# start of DATA ROWS

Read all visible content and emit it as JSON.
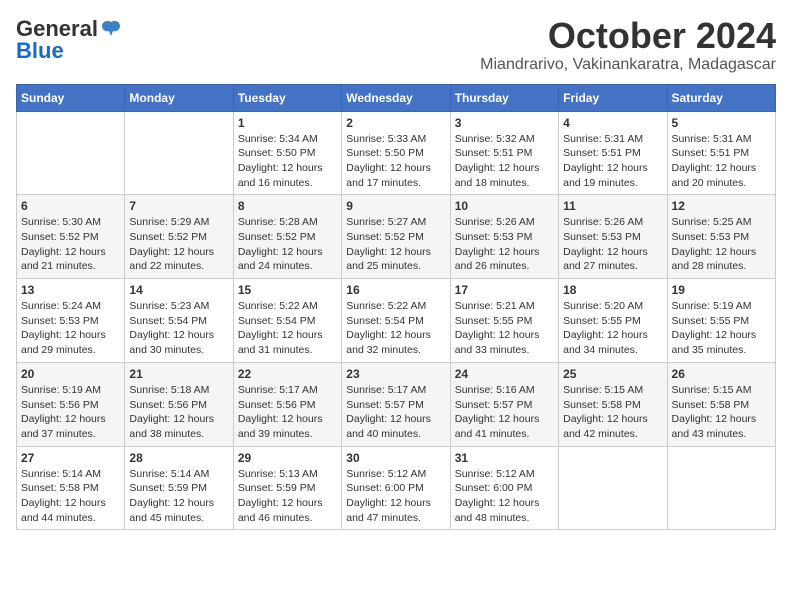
{
  "logo": {
    "general": "General",
    "blue": "Blue"
  },
  "title": "October 2024",
  "location": "Miandrarivo, Vakinankaratra, Madagascar",
  "weekdays": [
    "Sunday",
    "Monday",
    "Tuesday",
    "Wednesday",
    "Thursday",
    "Friday",
    "Saturday"
  ],
  "weeks": [
    [
      {
        "day": "",
        "sunrise": "",
        "sunset": "",
        "daylight": ""
      },
      {
        "day": "",
        "sunrise": "",
        "sunset": "",
        "daylight": ""
      },
      {
        "day": "1",
        "sunrise": "Sunrise: 5:34 AM",
        "sunset": "Sunset: 5:50 PM",
        "daylight": "Daylight: 12 hours and 16 minutes."
      },
      {
        "day": "2",
        "sunrise": "Sunrise: 5:33 AM",
        "sunset": "Sunset: 5:50 PM",
        "daylight": "Daylight: 12 hours and 17 minutes."
      },
      {
        "day": "3",
        "sunrise": "Sunrise: 5:32 AM",
        "sunset": "Sunset: 5:51 PM",
        "daylight": "Daylight: 12 hours and 18 minutes."
      },
      {
        "day": "4",
        "sunrise": "Sunrise: 5:31 AM",
        "sunset": "Sunset: 5:51 PM",
        "daylight": "Daylight: 12 hours and 19 minutes."
      },
      {
        "day": "5",
        "sunrise": "Sunrise: 5:31 AM",
        "sunset": "Sunset: 5:51 PM",
        "daylight": "Daylight: 12 hours and 20 minutes."
      }
    ],
    [
      {
        "day": "6",
        "sunrise": "Sunrise: 5:30 AM",
        "sunset": "Sunset: 5:52 PM",
        "daylight": "Daylight: 12 hours and 21 minutes."
      },
      {
        "day": "7",
        "sunrise": "Sunrise: 5:29 AM",
        "sunset": "Sunset: 5:52 PM",
        "daylight": "Daylight: 12 hours and 22 minutes."
      },
      {
        "day": "8",
        "sunrise": "Sunrise: 5:28 AM",
        "sunset": "Sunset: 5:52 PM",
        "daylight": "Daylight: 12 hours and 24 minutes."
      },
      {
        "day": "9",
        "sunrise": "Sunrise: 5:27 AM",
        "sunset": "Sunset: 5:52 PM",
        "daylight": "Daylight: 12 hours and 25 minutes."
      },
      {
        "day": "10",
        "sunrise": "Sunrise: 5:26 AM",
        "sunset": "Sunset: 5:53 PM",
        "daylight": "Daylight: 12 hours and 26 minutes."
      },
      {
        "day": "11",
        "sunrise": "Sunrise: 5:26 AM",
        "sunset": "Sunset: 5:53 PM",
        "daylight": "Daylight: 12 hours and 27 minutes."
      },
      {
        "day": "12",
        "sunrise": "Sunrise: 5:25 AM",
        "sunset": "Sunset: 5:53 PM",
        "daylight": "Daylight: 12 hours and 28 minutes."
      }
    ],
    [
      {
        "day": "13",
        "sunrise": "Sunrise: 5:24 AM",
        "sunset": "Sunset: 5:53 PM",
        "daylight": "Daylight: 12 hours and 29 minutes."
      },
      {
        "day": "14",
        "sunrise": "Sunrise: 5:23 AM",
        "sunset": "Sunset: 5:54 PM",
        "daylight": "Daylight: 12 hours and 30 minutes."
      },
      {
        "day": "15",
        "sunrise": "Sunrise: 5:22 AM",
        "sunset": "Sunset: 5:54 PM",
        "daylight": "Daylight: 12 hours and 31 minutes."
      },
      {
        "day": "16",
        "sunrise": "Sunrise: 5:22 AM",
        "sunset": "Sunset: 5:54 PM",
        "daylight": "Daylight: 12 hours and 32 minutes."
      },
      {
        "day": "17",
        "sunrise": "Sunrise: 5:21 AM",
        "sunset": "Sunset: 5:55 PM",
        "daylight": "Daylight: 12 hours and 33 minutes."
      },
      {
        "day": "18",
        "sunrise": "Sunrise: 5:20 AM",
        "sunset": "Sunset: 5:55 PM",
        "daylight": "Daylight: 12 hours and 34 minutes."
      },
      {
        "day": "19",
        "sunrise": "Sunrise: 5:19 AM",
        "sunset": "Sunset: 5:55 PM",
        "daylight": "Daylight: 12 hours and 35 minutes."
      }
    ],
    [
      {
        "day": "20",
        "sunrise": "Sunrise: 5:19 AM",
        "sunset": "Sunset: 5:56 PM",
        "daylight": "Daylight: 12 hours and 37 minutes."
      },
      {
        "day": "21",
        "sunrise": "Sunrise: 5:18 AM",
        "sunset": "Sunset: 5:56 PM",
        "daylight": "Daylight: 12 hours and 38 minutes."
      },
      {
        "day": "22",
        "sunrise": "Sunrise: 5:17 AM",
        "sunset": "Sunset: 5:56 PM",
        "daylight": "Daylight: 12 hours and 39 minutes."
      },
      {
        "day": "23",
        "sunrise": "Sunrise: 5:17 AM",
        "sunset": "Sunset: 5:57 PM",
        "daylight": "Daylight: 12 hours and 40 minutes."
      },
      {
        "day": "24",
        "sunrise": "Sunrise: 5:16 AM",
        "sunset": "Sunset: 5:57 PM",
        "daylight": "Daylight: 12 hours and 41 minutes."
      },
      {
        "day": "25",
        "sunrise": "Sunrise: 5:15 AM",
        "sunset": "Sunset: 5:58 PM",
        "daylight": "Daylight: 12 hours and 42 minutes."
      },
      {
        "day": "26",
        "sunrise": "Sunrise: 5:15 AM",
        "sunset": "Sunset: 5:58 PM",
        "daylight": "Daylight: 12 hours and 43 minutes."
      }
    ],
    [
      {
        "day": "27",
        "sunrise": "Sunrise: 5:14 AM",
        "sunset": "Sunset: 5:58 PM",
        "daylight": "Daylight: 12 hours and 44 minutes."
      },
      {
        "day": "28",
        "sunrise": "Sunrise: 5:14 AM",
        "sunset": "Sunset: 5:59 PM",
        "daylight": "Daylight: 12 hours and 45 minutes."
      },
      {
        "day": "29",
        "sunrise": "Sunrise: 5:13 AM",
        "sunset": "Sunset: 5:59 PM",
        "daylight": "Daylight: 12 hours and 46 minutes."
      },
      {
        "day": "30",
        "sunrise": "Sunrise: 5:12 AM",
        "sunset": "Sunset: 6:00 PM",
        "daylight": "Daylight: 12 hours and 47 minutes."
      },
      {
        "day": "31",
        "sunrise": "Sunrise: 5:12 AM",
        "sunset": "Sunset: 6:00 PM",
        "daylight": "Daylight: 12 hours and 48 minutes."
      },
      {
        "day": "",
        "sunrise": "",
        "sunset": "",
        "daylight": ""
      },
      {
        "day": "",
        "sunrise": "",
        "sunset": "",
        "daylight": ""
      }
    ]
  ]
}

# end of DATA ROWS

WHAT YOU HAVE TO DO >> Can you retype every record above exactly, leaving out the pictures?

OUTPUT FOR THIS EXERCISE >>
Read all visible content and emit it as JSON.
{
  "logo": {
    "general": "General",
    "blue": "Blue"
  },
  "title": "October 2024",
  "location": "Miandrarivo, Vakinankaratra, Madagascar",
  "weekdays": [
    "Sunday",
    "Monday",
    "Tuesday",
    "Wednesday",
    "Thursday",
    "Friday",
    "Saturday"
  ],
  "weeks": [
    [
      {
        "day": "",
        "sunrise": "",
        "sunset": "",
        "daylight": ""
      },
      {
        "day": "",
        "sunrise": "",
        "sunset": "",
        "daylight": ""
      },
      {
        "day": "1",
        "sunrise": "Sunrise: 5:34 AM",
        "sunset": "Sunset: 5:50 PM",
        "daylight": "Daylight: 12 hours and 16 minutes."
      },
      {
        "day": "2",
        "sunrise": "Sunrise: 5:33 AM",
        "sunset": "Sunset: 5:50 PM",
        "daylight": "Daylight: 12 hours and 17 minutes."
      },
      {
        "day": "3",
        "sunrise": "Sunrise: 5:32 AM",
        "sunset": "Sunset: 5:51 PM",
        "daylight": "Daylight: 12 hours and 18 minutes."
      },
      {
        "day": "4",
        "sunrise": "Sunrise: 5:31 AM",
        "sunset": "Sunset: 5:51 PM",
        "daylight": "Daylight: 12 hours and 19 minutes."
      },
      {
        "day": "5",
        "sunrise": "Sunrise: 5:31 AM",
        "sunset": "Sunset: 5:51 PM",
        "daylight": "Daylight: 12 hours and 20 minutes."
      }
    ],
    [
      {
        "day": "6",
        "sunrise": "Sunrise: 5:30 AM",
        "sunset": "Sunset: 5:52 PM",
        "daylight": "Daylight: 12 hours and 21 minutes."
      },
      {
        "day": "7",
        "sunrise": "Sunrise: 5:29 AM",
        "sunset": "Sunset: 5:52 PM",
        "daylight": "Daylight: 12 hours and 22 minutes."
      },
      {
        "day": "8",
        "sunrise": "Sunrise: 5:28 AM",
        "sunset": "Sunset: 5:52 PM",
        "daylight": "Daylight: 12 hours and 24 minutes."
      },
      {
        "day": "9",
        "sunrise": "Sunrise: 5:27 AM",
        "sunset": "Sunset: 5:52 PM",
        "daylight": "Daylight: 12 hours and 25 minutes."
      },
      {
        "day": "10",
        "sunrise": "Sunrise: 5:26 AM",
        "sunset": "Sunset: 5:53 PM",
        "daylight": "Daylight: 12 hours and 26 minutes."
      },
      {
        "day": "11",
        "sunrise": "Sunrise: 5:26 AM",
        "sunset": "Sunset: 5:53 PM",
        "daylight": "Daylight: 12 hours and 27 minutes."
      },
      {
        "day": "12",
        "sunrise": "Sunrise: 5:25 AM",
        "sunset": "Sunset: 5:53 PM",
        "daylight": "Daylight: 12 hours and 28 minutes."
      }
    ],
    [
      {
        "day": "13",
        "sunrise": "Sunrise: 5:24 AM",
        "sunset": "Sunset: 5:53 PM",
        "daylight": "Daylight: 12 hours and 29 minutes."
      },
      {
        "day": "14",
        "sunrise": "Sunrise: 5:23 AM",
        "sunset": "Sunset: 5:54 PM",
        "daylight": "Daylight: 12 hours and 30 minutes."
      },
      {
        "day": "15",
        "sunrise": "Sunrise: 5:22 AM",
        "sunset": "Sunset: 5:54 PM",
        "daylight": "Daylight: 12 hours and 31 minutes."
      },
      {
        "day": "16",
        "sunrise": "Sunrise: 5:22 AM",
        "sunset": "Sunset: 5:54 PM",
        "daylight": "Daylight: 12 hours and 32 minutes."
      },
      {
        "day": "17",
        "sunrise": "Sunrise: 5:21 AM",
        "sunset": "Sunset: 5:55 PM",
        "daylight": "Daylight: 12 hours and 33 minutes."
      },
      {
        "day": "18",
        "sunrise": "Sunrise: 5:20 AM",
        "sunset": "Sunset: 5:55 PM",
        "daylight": "Daylight: 12 hours and 34 minutes."
      },
      {
        "day": "19",
        "sunrise": "Sunrise: 5:19 AM",
        "sunset": "Sunset: 5:55 PM",
        "daylight": "Daylight: 12 hours and 35 minutes."
      }
    ],
    [
      {
        "day": "20",
        "sunrise": "Sunrise: 5:19 AM",
        "sunset": "Sunset: 5:56 PM",
        "daylight": "Daylight: 12 hours and 37 minutes."
      },
      {
        "day": "21",
        "sunrise": "Sunrise: 5:18 AM",
        "sunset": "Sunset: 5:56 PM",
        "daylight": "Daylight: 12 hours and 38 minutes."
      },
      {
        "day": "22",
        "sunrise": "Sunrise: 5:17 AM",
        "sunset": "Sunset: 5:56 PM",
        "daylight": "Daylight: 12 hours and 39 minutes."
      },
      {
        "day": "23",
        "sunrise": "Sunrise: 5:17 AM",
        "sunset": "Sunset: 5:57 PM",
        "daylight": "Daylight: 12 hours and 40 minutes."
      },
      {
        "day": "24",
        "sunrise": "Sunrise: 5:16 AM",
        "sunset": "Sunset: 5:57 PM",
        "daylight": "Daylight: 12 hours and 41 minutes."
      },
      {
        "day": "25",
        "sunrise": "Sunrise: 5:15 AM",
        "sunset": "Sunset: 5:58 PM",
        "daylight": "Daylight: 12 hours and 42 minutes."
      },
      {
        "day": "26",
        "sunrise": "Sunrise: 5:15 AM",
        "sunset": "Sunset: 5:58 PM",
        "daylight": "Daylight: 12 hours and 43 minutes."
      }
    ],
    [
      {
        "day": "27",
        "sunrise": "Sunrise: 5:14 AM",
        "sunset": "Sunset: 5:58 PM",
        "daylight": "Daylight: 12 hours and 44 minutes."
      },
      {
        "day": "28",
        "sunrise": "Sunrise: 5:14 AM",
        "sunset": "Sunset: 5:59 PM",
        "daylight": "Daylight: 12 hours and 45 minutes."
      },
      {
        "day": "29",
        "sunrise": "Sunrise: 5:13 AM",
        "sunset": "Sunset: 5:59 PM",
        "daylight": "Daylight: 12 hours and 46 minutes."
      },
      {
        "day": "30",
        "sunrise": "Sunrise: 5:12 AM",
        "sunset": "Sunset: 6:00 PM",
        "daylight": "Daylight: 12 hours and 47 minutes."
      },
      {
        "day": "31",
        "sunrise": "Sunrise: 5:12 AM",
        "sunset": "Sunset: 6:00 PM",
        "daylight": "Daylight: 12 hours and 48 minutes."
      },
      {
        "day": "",
        "sunrise": "",
        "sunset": "",
        "daylight": ""
      },
      {
        "day": "",
        "sunrise": "",
        "sunset": "",
        "daylight": ""
      }
    ]
  ]
}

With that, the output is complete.